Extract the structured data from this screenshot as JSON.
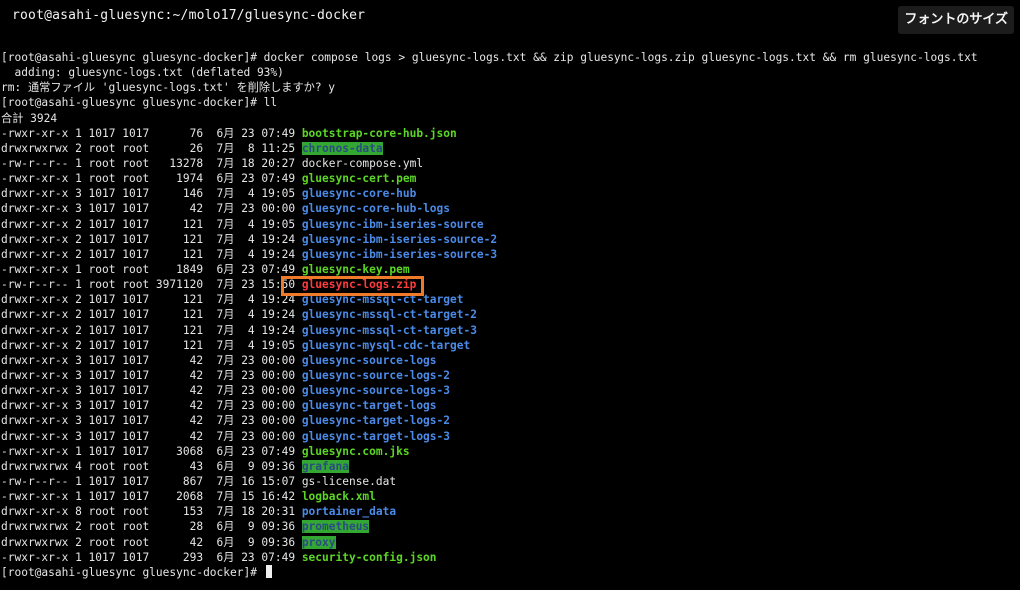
{
  "window": {
    "title": "root@asahi-gluesync:~/molo17/gluesync-docker",
    "font_size_button": "フォントのサイズ"
  },
  "colors": {
    "executable": "#5bd625",
    "directory": "#4b8be8",
    "world_writable_dir_bg": "#32a832",
    "archive": "#ff3b3b",
    "highlight": "#ee7a2a"
  },
  "terminal": {
    "lines": [
      {
        "text": "[root@asahi-gluesync gluesync-docker]# docker compose logs > gluesync-logs.txt && zip gluesync-logs.zip gluesync-logs.txt && rm gluesync-logs.txt"
      },
      {
        "text": "  adding: gluesync-logs.txt (deflated 93%)"
      },
      {
        "text": "rm: 通常ファイル 'gluesync-logs.txt' を削除しますか? y"
      },
      {
        "text": "[root@asahi-gluesync gluesync-docker]# ll"
      },
      {
        "text": "合計 3924"
      }
    ],
    "files": [
      {
        "meta": "-rwxr-xr-x 1 1017 1017      76  6月 23 07:49 ",
        "name": "bootstrap-core-hub.json",
        "type": "exec"
      },
      {
        "meta": "drwxrwxrwx 2 root root      26  7月  8 11:25 ",
        "name": "chronos-data",
        "type": "dirw"
      },
      {
        "meta": "-rw-r--r-- 1 root root   13278  7月 18 20:27 ",
        "name": "docker-compose.yml",
        "type": "plain"
      },
      {
        "meta": "-rwxr-xr-x 1 root root    1974  6月 23 07:49 ",
        "name": "gluesync-cert.pem",
        "type": "exec"
      },
      {
        "meta": "drwxr-xr-x 3 1017 1017     146  7月  4 19:05 ",
        "name": "gluesync-core-hub",
        "type": "dir"
      },
      {
        "meta": "drwxr-xr-x 3 1017 1017      42  7月 23 00:00 ",
        "name": "gluesync-core-hub-logs",
        "type": "dir"
      },
      {
        "meta": "drwxr-xr-x 2 1017 1017     121  7月  4 19:05 ",
        "name": "gluesync-ibm-iseries-source",
        "type": "dir"
      },
      {
        "meta": "drwxr-xr-x 2 1017 1017     121  7月  4 19:24 ",
        "name": "gluesync-ibm-iseries-source-2",
        "type": "dir"
      },
      {
        "meta": "drwxr-xr-x 2 1017 1017     121  7月  4 19:24 ",
        "name": "gluesync-ibm-iseries-source-3",
        "type": "dir"
      },
      {
        "meta": "-rwxr-xr-x 1 root root    1849  6月 23 07:49 ",
        "name": "gluesync-key.pem",
        "type": "exec"
      },
      {
        "meta": "-rw-r--r-- 1 root root 3971120  7月 23 15:50 ",
        "name": "gluesync-logs.zip",
        "type": "zipf"
      },
      {
        "meta": "drwxr-xr-x 2 1017 1017     121  7月  4 19:24 ",
        "name": "gluesync-mssql-ct-target",
        "type": "dir"
      },
      {
        "meta": "drwxr-xr-x 2 1017 1017     121  7月  4 19:24 ",
        "name": "gluesync-mssql-ct-target-2",
        "type": "dir"
      },
      {
        "meta": "drwxr-xr-x 2 1017 1017     121  7月  4 19:24 ",
        "name": "gluesync-mssql-ct-target-3",
        "type": "dir"
      },
      {
        "meta": "drwxr-xr-x 2 1017 1017     121  7月  4 19:05 ",
        "name": "gluesync-mysql-cdc-target",
        "type": "dir"
      },
      {
        "meta": "drwxr-xr-x 3 1017 1017      42  7月 23 00:00 ",
        "name": "gluesync-source-logs",
        "type": "dir"
      },
      {
        "meta": "drwxr-xr-x 3 1017 1017      42  7月 23 00:00 ",
        "name": "gluesync-source-logs-2",
        "type": "dir"
      },
      {
        "meta": "drwxr-xr-x 3 1017 1017      42  7月 23 00:00 ",
        "name": "gluesync-source-logs-3",
        "type": "dir"
      },
      {
        "meta": "drwxr-xr-x 3 1017 1017      42  7月 23 00:00 ",
        "name": "gluesync-target-logs",
        "type": "dir"
      },
      {
        "meta": "drwxr-xr-x 3 1017 1017      42  7月 23 00:00 ",
        "name": "gluesync-target-logs-2",
        "type": "dir"
      },
      {
        "meta": "drwxr-xr-x 3 1017 1017      42  7月 23 00:00 ",
        "name": "gluesync-target-logs-3",
        "type": "dir"
      },
      {
        "meta": "-rwxr-xr-x 1 1017 1017    3068  6月 23 07:49 ",
        "name": "gluesync.com.jks",
        "type": "exec"
      },
      {
        "meta": "drwxrwxrwx 4 root root      43  6月  9 09:36 ",
        "name": "grafana",
        "type": "dirw"
      },
      {
        "meta": "-rw-r--r-- 1 1017 1017     867  7月 16 15:07 ",
        "name": "gs-license.dat",
        "type": "plain"
      },
      {
        "meta": "-rwxr-xr-x 1 1017 1017    2068  7月 15 16:42 ",
        "name": "logback.xml",
        "type": "exec"
      },
      {
        "meta": "drwxr-xr-x 8 root root     153  7月 18 20:31 ",
        "name": "portainer_data",
        "type": "dir"
      },
      {
        "meta": "drwxrwxrwx 2 root root      28  6月  9 09:36 ",
        "name": "prometheus",
        "type": "dirw"
      },
      {
        "meta": "drwxrwxrwx 2 root root      42  6月  9 09:36 ",
        "name": "proxy",
        "type": "dirw"
      },
      {
        "meta": "-rwxr-xr-x 1 1017 1017     293  6月 23 07:49 ",
        "name": "security-config.json",
        "type": "exec"
      }
    ],
    "final_prompt": "[root@asahi-gluesync gluesync-docker]# "
  }
}
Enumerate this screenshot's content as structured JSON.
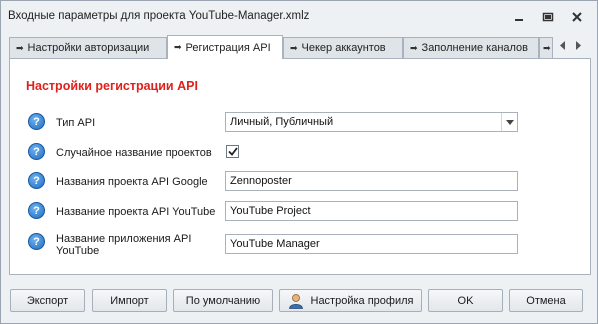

########################################

Extract every line above that contains the word "target".

        "name": "gluesync-mssql-ct-target",
        "name": "gluesync-mssql-ct-target-2",
        "name": "gluesync-mssql-ct-target-3",
        "name": "gluesync-mysql-cdc-target",
        "name": "gluesync-target-logs",
        "name": "gluesync-target-logs-2",
        "name": "gluesync-target-logs-3",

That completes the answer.